Stated task: Leave out the pictures and transcribe the rest of the records exactly.

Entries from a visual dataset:
=-=-=-=-=
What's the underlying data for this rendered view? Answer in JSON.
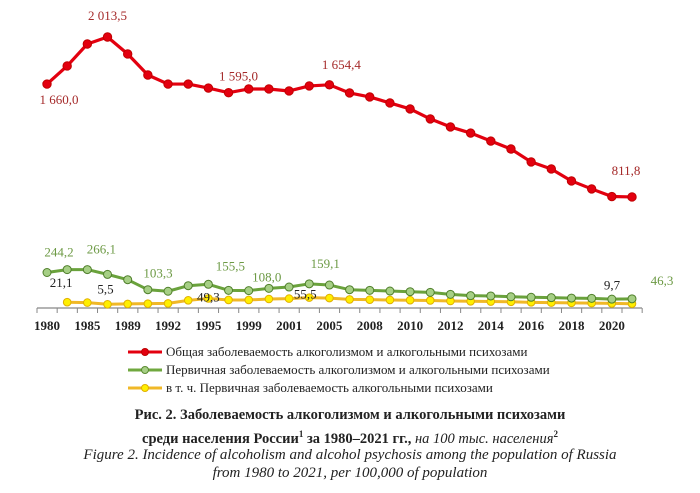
{
  "chart_data": {
    "type": "line",
    "title": "Рис. 2. Заболеваемость алкоголизмом и алкогольными психозами среди населения России за 1980–2021 гг., на 100 тыс. населения",
    "xlabel": "",
    "ylabel": "",
    "ylim": [
      0,
      2100
    ],
    "grid": false,
    "legend_placement": "bottom",
    "tick_labels": [
      "1980",
      "",
      "1985",
      "",
      "1989",
      "",
      "1992",
      "",
      "1995",
      "",
      "1999",
      "",
      "2001",
      "",
      "2005",
      "",
      "2008",
      "",
      "2010",
      "",
      "2012",
      "",
      "2014",
      "",
      "2016",
      "",
      "2018",
      "",
      "2020",
      ""
    ],
    "series": [
      {
        "name": "Общая заболеваемость алкоголизмом и алкогольными психозами",
        "color": "#e3000f",
        "values": [
          1660.0,
          1796,
          1961,
          2013.5,
          1886,
          1728,
          1660,
          1660,
          1630,
          1595.0,
          1623,
          1623,
          1608,
          1646,
          1654.4,
          1593,
          1563,
          1518,
          1473,
          1398,
          1338,
          1292,
          1232,
          1172,
          1075,
          1022,
          932,
          872,
          815,
          811.8
        ],
        "labels": [
          {
            "i": 0,
            "text": "1 660,0"
          },
          {
            "i": 3,
            "text": "2 013,5"
          },
          {
            "i": 9,
            "text": "1 595,0"
          },
          {
            "i": 14,
            "text": "1 654,4"
          },
          {
            "i": 29,
            "text": "811,8"
          }
        ]
      },
      {
        "name": "Первичная заболеваемость алкоголизмом и алкогольными психозами",
        "color": "#70a83f",
        "values": [
          244.2,
          266,
          266.1,
          230,
          190,
          115,
          103.3,
          145,
          155.5,
          110,
          108.0,
          125,
          135,
          159.1,
          150,
          115,
          110,
          105,
          100,
          95,
          80,
          70,
          68,
          62,
          58,
          55,
          52,
          50,
          44,
          46.3
        ],
        "labels": [
          {
            "i": 0,
            "text": "244,2"
          },
          {
            "i": 2,
            "text": "266,1"
          },
          {
            "i": 6,
            "text": "103,3"
          },
          {
            "i": 8,
            "text": "155,5"
          },
          {
            "i": 10,
            "text": "108,0"
          },
          {
            "i": 13,
            "text": "159,1"
          },
          {
            "i": 29,
            "text": "46,3"
          }
        ]
      },
      {
        "name": "в т. ч. Первичная заболеваемость алкогольными психозами",
        "color": "#f5c400",
        "values": [
          null,
          21.1,
          18,
          5.5,
          8,
          10,
          12,
          35,
          49.3,
          38,
          38,
          45,
          48,
          55.5,
          52,
          42,
          40,
          38,
          36,
          34,
          30,
          28,
          26,
          24,
          20,
          18,
          16,
          14,
          12,
          9.7
        ],
        "labels": [
          {
            "i": 1,
            "text": "21,1"
          },
          {
            "i": 3,
            "text": "5,5"
          },
          {
            "i": 8,
            "text": "49,3"
          },
          {
            "i": 13,
            "text": "55,5"
          },
          {
            "i": 29,
            "text": "9,7"
          }
        ]
      }
    ]
  },
  "caption": {
    "ru_line1": "Рис. 2. Заболеваемость алкоголизмом и алкогольными психозами",
    "ru_line2_bold": "среди населения России",
    "ru_sup1": "1",
    "ru_line2_bold_b": " за 1980–2021 гг., ",
    "ru_line2_italic": "на 100 тыс. населения",
    "ru_sup2": "2",
    "en_line1": "Figure 2. Incidence of alcoholism and alcohol psychosis among the population of Russia",
    "en_line2": "from 1980 to 2021, per 100,000 of population"
  }
}
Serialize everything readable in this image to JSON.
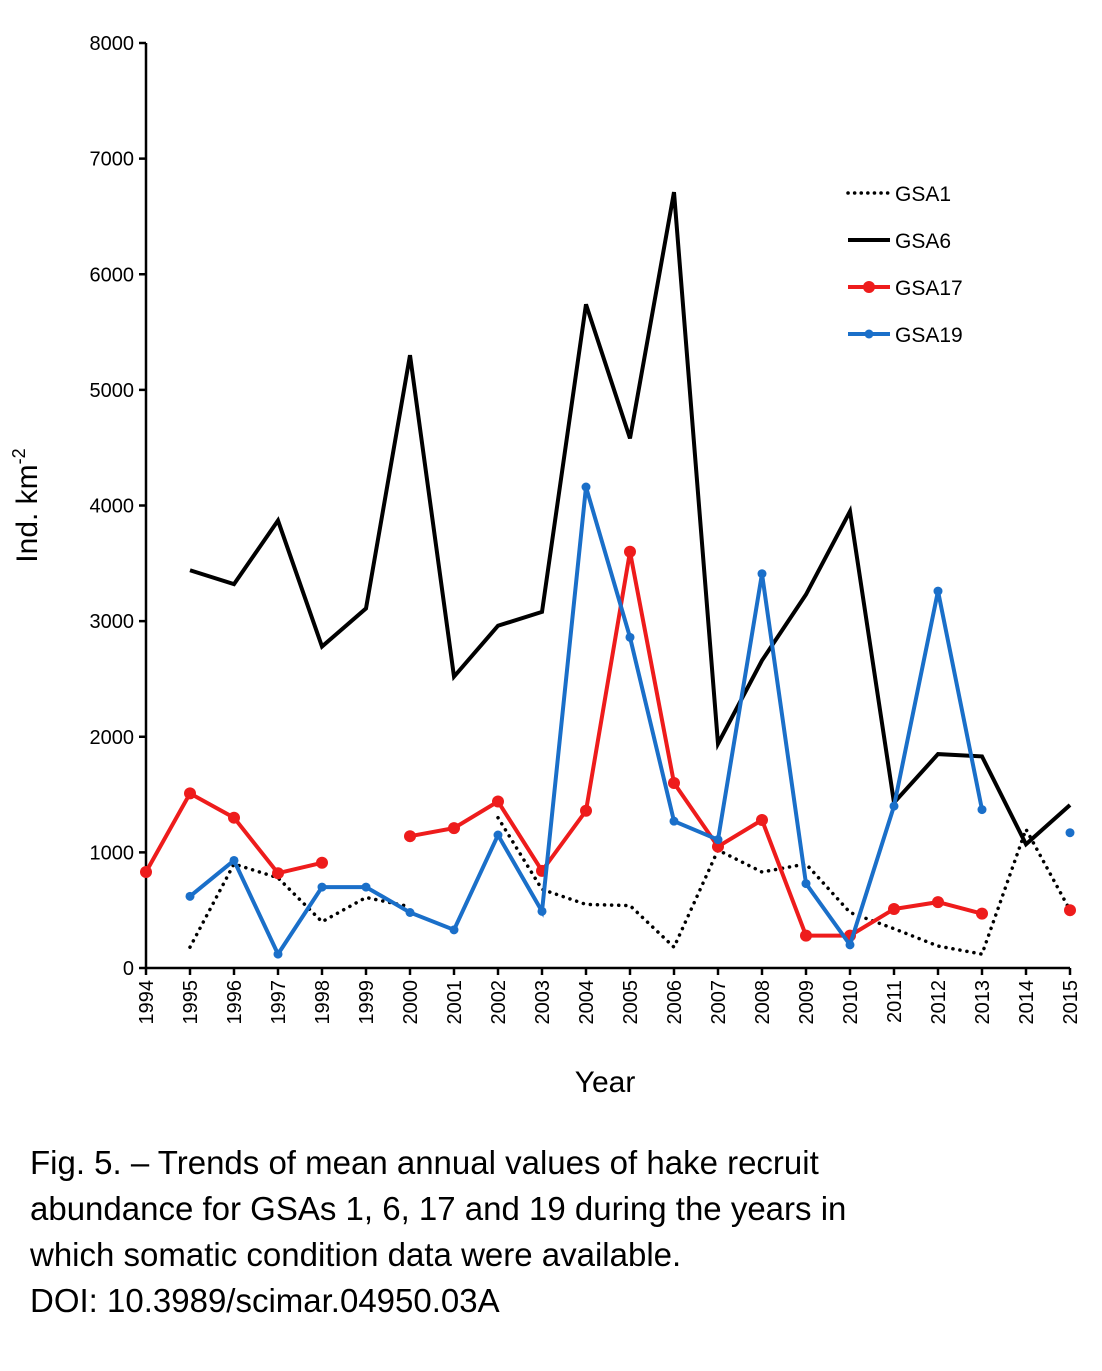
{
  "chart_data": {
    "type": "line",
    "title": "",
    "xlabel": "Year",
    "ylabel": "Ind. km",
    "ylabel_superscript": "-2",
    "ylim": [
      0,
      8000
    ],
    "yticks": [
      0,
      1000,
      2000,
      3000,
      4000,
      5000,
      6000,
      7000,
      8000
    ],
    "categories": [
      "1994",
      "1995",
      "1996",
      "1997",
      "1998",
      "1999",
      "2000",
      "2001",
      "2002",
      "2003",
      "2004",
      "2005",
      "2006",
      "2007",
      "2008",
      "2009",
      "2010",
      "2011",
      "2012",
      "2013",
      "2014",
      "2015"
    ],
    "legend_position": "top-right",
    "grid": false,
    "series": [
      {
        "name": "GSA1",
        "color": "#000000",
        "style": "dotted",
        "markers": false,
        "values": [
          null,
          180,
          900,
          780,
          400,
          610,
          530,
          null,
          1300,
          680,
          550,
          540,
          180,
          1020,
          830,
          900,
          480,
          340,
          190,
          120,
          1200,
          500
        ]
      },
      {
        "name": "GSA6",
        "color": "#000000",
        "style": "solid",
        "markers": false,
        "values": [
          null,
          3440,
          3320,
          3870,
          2780,
          3110,
          5300,
          2520,
          2960,
          3080,
          5740,
          4580,
          6710,
          1940,
          2660,
          3230,
          3950,
          1430,
          1850,
          1830,
          1070,
          1410
        ]
      },
      {
        "name": "GSA17",
        "color": "#ee1c1c",
        "style": "solid",
        "markers": true,
        "values": [
          830,
          1510,
          1300,
          820,
          910,
          null,
          1140,
          1210,
          1440,
          840,
          1360,
          3600,
          1600,
          1050,
          1280,
          280,
          280,
          510,
          570,
          470,
          null,
          500
        ]
      },
      {
        "name": "GSA19",
        "color": "#1a6fc9",
        "style": "solid",
        "markers": true,
        "values": [
          null,
          620,
          930,
          120,
          700,
          700,
          480,
          330,
          1150,
          490,
          4160,
          2860,
          1270,
          1110,
          3410,
          730,
          200,
          1400,
          3260,
          1370,
          null,
          1170
        ]
      }
    ]
  },
  "caption": {
    "line1": "Fig. 5. – Trends of mean annual values of hake recruit",
    "line2": "abundance for GSAs 1, 6, 17 and 19 during the years in",
    "line3": "which somatic condition data were available.",
    "line4": "DOI: 10.3989/scimar.04950.03A"
  }
}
=-=-=-=-=
Written reply:
What's the underlying data for this rendered view? Answer in JSON.
{
  "chart_data": {
    "type": "line",
    "title": "Рис. 2. Заболеваемость алкоголизмом и алкогольными психозами среди населения России за 1980–2021 гг., на 100 тыс. населения",
    "xlabel": "",
    "ylabel": "",
    "ylim": [
      0,
      2100
    ],
    "grid": false,
    "legend_placement": "bottom",
    "tick_labels": [
      "1980",
      "",
      "1985",
      "",
      "1989",
      "",
      "1992",
      "",
      "1995",
      "",
      "1999",
      "",
      "2001",
      "",
      "2005",
      "",
      "2008",
      "",
      "2010",
      "",
      "2012",
      "",
      "2014",
      "",
      "2016",
      "",
      "2018",
      "",
      "2020",
      ""
    ],
    "series": [
      {
        "name": "Общая заболеваемость алкоголизмом и алкогольными психозами",
        "color": "#e3000f",
        "values": [
          1660.0,
          1796,
          1961,
          2013.5,
          1886,
          1728,
          1660,
          1660,
          1630,
          1595.0,
          1623,
          1623,
          1608,
          1646,
          1654.4,
          1593,
          1563,
          1518,
          1473,
          1398,
          1338,
          1292,
          1232,
          1172,
          1075,
          1022,
          932,
          872,
          815,
          811.8
        ],
        "labels": [
          {
            "i": 0,
            "text": "1 660,0"
          },
          {
            "i": 3,
            "text": "2 013,5"
          },
          {
            "i": 9,
            "text": "1 595,0"
          },
          {
            "i": 14,
            "text": "1 654,4"
          },
          {
            "i": 29,
            "text": "811,8"
          }
        ]
      },
      {
        "name": "Первичная заболеваемость алкоголизмом и алкогольными психозами",
        "color": "#70a83f",
        "values": [
          244.2,
          266,
          266.1,
          230,
          190,
          115,
          103.3,
          145,
          155.5,
          110,
          108.0,
          125,
          135,
          159.1,
          150,
          115,
          110,
          105,
          100,
          95,
          80,
          70,
          68,
          62,
          58,
          55,
          52,
          50,
          44,
          46.3
        ],
        "labels": [
          {
            "i": 0,
            "text": "244,2"
          },
          {
            "i": 2,
            "text": "266,1"
          },
          {
            "i": 6,
            "text": "103,3"
          },
          {
            "i": 8,
            "text": "155,5"
          },
          {
            "i": 10,
            "text": "108,0"
          },
          {
            "i": 13,
            "text": "159,1"
          },
          {
            "i": 29,
            "text": "46,3"
          }
        ]
      },
      {
        "name": "в т. ч. Первичная заболеваемость алкогольными психозами",
        "color": "#f5c400",
        "values": [
          null,
          21.1,
          18,
          5.5,
          8,
          10,
          12,
          35,
          49.3,
          38,
          38,
          45,
          48,
          55.5,
          52,
          42,
          40,
          38,
          36,
          34,
          30,
          28,
          26,
          24,
          20,
          18,
          16,
          14,
          12,
          9.7
        ],
        "labels": [
          {
            "i": 1,
            "text": "21,1"
          },
          {
            "i": 3,
            "text": "5,5"
          },
          {
            "i": 8,
            "text": "49,3"
          },
          {
            "i": 13,
            "text": "55,5"
          },
          {
            "i": 29,
            "text": "9,7"
          }
        ]
      }
    ]
  },
  "caption": {
    "ru_line1": "Рис. 2. Заболеваемость алкоголизмом и алкогольными психозами",
    "ru_line2_bold": "среди населения России",
    "ru_sup1": "1",
    "ru_line2_bold_b": " за 1980–2021 гг., ",
    "ru_line2_italic": "на 100 тыс. населения",
    "ru_sup2": "2",
    "en_line1": "Figure 2. Incidence of alcoholism and alcohol psychosis among the population of Russia",
    "en_line2": "from 1980 to 2021, per 100,000 of population"
  }
}
Serialize everything readable in this image to JSON.
{
  "chart_data": {
    "type": "line",
    "title": "",
    "xlabel": "Year",
    "ylabel": "Ind. km",
    "ylabel_superscript": "-2",
    "ylim": [
      0,
      8000
    ],
    "yticks": [
      0,
      1000,
      2000,
      3000,
      4000,
      5000,
      6000,
      7000,
      8000
    ],
    "categories": [
      "1994",
      "1995",
      "1996",
      "1997",
      "1998",
      "1999",
      "2000",
      "2001",
      "2002",
      "2003",
      "2004",
      "2005",
      "2006",
      "2007",
      "2008",
      "2009",
      "2010",
      "2011",
      "2012",
      "2013",
      "2014",
      "2015"
    ],
    "legend_position": "top-right",
    "grid": false,
    "series": [
      {
        "name": "GSA1",
        "color": "#000000",
        "style": "dotted",
        "markers": false,
        "values": [
          null,
          180,
          900,
          780,
          400,
          610,
          530,
          null,
          1300,
          680,
          550,
          540,
          180,
          1020,
          830,
          900,
          480,
          340,
          190,
          120,
          1200,
          500
        ]
      },
      {
        "name": "GSA6",
        "color": "#000000",
        "style": "solid",
        "markers": false,
        "values": [
          null,
          3440,
          3320,
          3870,
          2780,
          3110,
          5300,
          2520,
          2960,
          3080,
          5740,
          4580,
          6710,
          1940,
          2660,
          3230,
          3950,
          1430,
          1850,
          1830,
          1070,
          1410
        ]
      },
      {
        "name": "GSA17",
        "color": "#ee1c1c",
        "style": "solid",
        "markers": true,
        "values": [
          830,
          1510,
          1300,
          820,
          910,
          null,
          1140,
          1210,
          1440,
          840,
          1360,
          3600,
          1600,
          1050,
          1280,
          280,
          280,
          510,
          570,
          470,
          null,
          500
        ]
      },
      {
        "name": "GSA19",
        "color": "#1a6fc9",
        "style": "solid",
        "markers": true,
        "values": [
          null,
          620,
          930,
          120,
          700,
          700,
          480,
          330,
          1150,
          490,
          4160,
          2860,
          1270,
          1110,
          3410,
          730,
          200,
          1400,
          3260,
          1370,
          null,
          1170
        ]
      }
    ]
  },
  "caption": {
    "line1": "Fig. 5. – Trends of mean annual values of hake recruit",
    "line2": "abundance for GSAs 1, 6, 17 and 19 during the years in",
    "line3": "which somatic condition data were available.",
    "line4": "DOI: 10.3989/scimar.04950.03A"
  }
}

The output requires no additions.